TASK INSTRUCTIONS: Locate the string "color" throughout the material and copy every line in which it occurs.

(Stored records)
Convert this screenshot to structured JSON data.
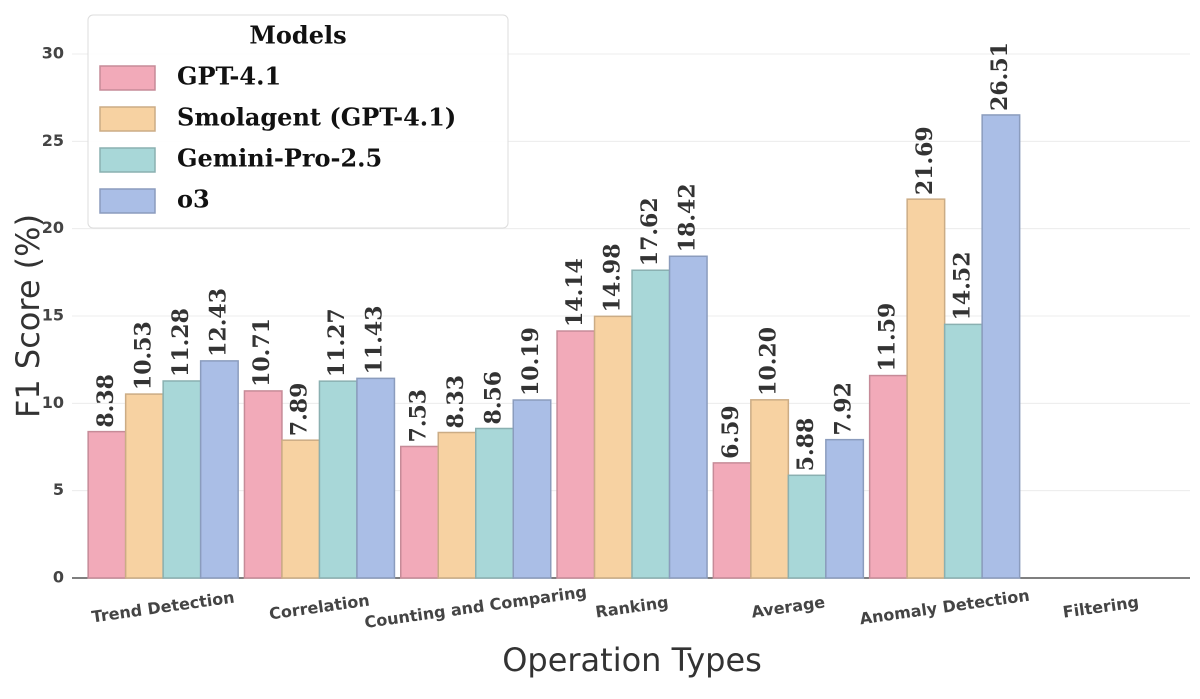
{
  "chart_data": {
    "type": "bar",
    "x_label": "Operation Types",
    "y_label": "F1 Score (%)",
    "categories": [
      "Trend Detection",
      "Correlation",
      "Counting and Comparing",
      "Ranking",
      "Average",
      "Anomaly Detection",
      "Filtering"
    ],
    "series": [
      {
        "name": "GPT-4.1",
        "color": "#f2aab9",
        "values": [
          8.38,
          10.71,
          7.53,
          14.14,
          6.59,
          11.59,
          null
        ],
        "value_labels": [
          "8.38",
          "10.71",
          "7.53",
          "14.14",
          "6.59",
          "11.59",
          null
        ]
      },
      {
        "name": "Smolagent (GPT-4.1)",
        "color": "#f7d2a2",
        "values": [
          10.53,
          7.89,
          8.33,
          14.98,
          10.2,
          21.69,
          null
        ],
        "value_labels": [
          "10.53",
          "7.89",
          "8.33",
          "14.98",
          "10.20",
          "21.69",
          null
        ]
      },
      {
        "name": "Gemini-Pro-2.5",
        "color": "#a8d7d8",
        "values": [
          11.28,
          11.27,
          8.56,
          17.62,
          5.88,
          14.52,
          null
        ],
        "value_labels": [
          "11.28",
          "11.27",
          "8.56",
          "17.62",
          "5.88",
          "14.52",
          null
        ]
      },
      {
        "name": "o3",
        "color": "#aabee6",
        "values": [
          12.43,
          11.43,
          10.19,
          18.42,
          7.92,
          26.51,
          null
        ],
        "value_labels": [
          "12.43",
          "11.43",
          "10.19",
          "18.42",
          "7.92",
          "26.51",
          null
        ]
      }
    ],
    "legend_title": "Models",
    "legend": "upper left",
    "ylim": [
      0,
      30
    ],
    "yticks": [
      0,
      5,
      10,
      15,
      20,
      25,
      30
    ],
    "grid": true
  }
}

FINAL RESULT:
        "color": "#f2aab9",
        "color": "#f7d2a2",
        "color": "#a8d7d8",
        "color": "#aabee6",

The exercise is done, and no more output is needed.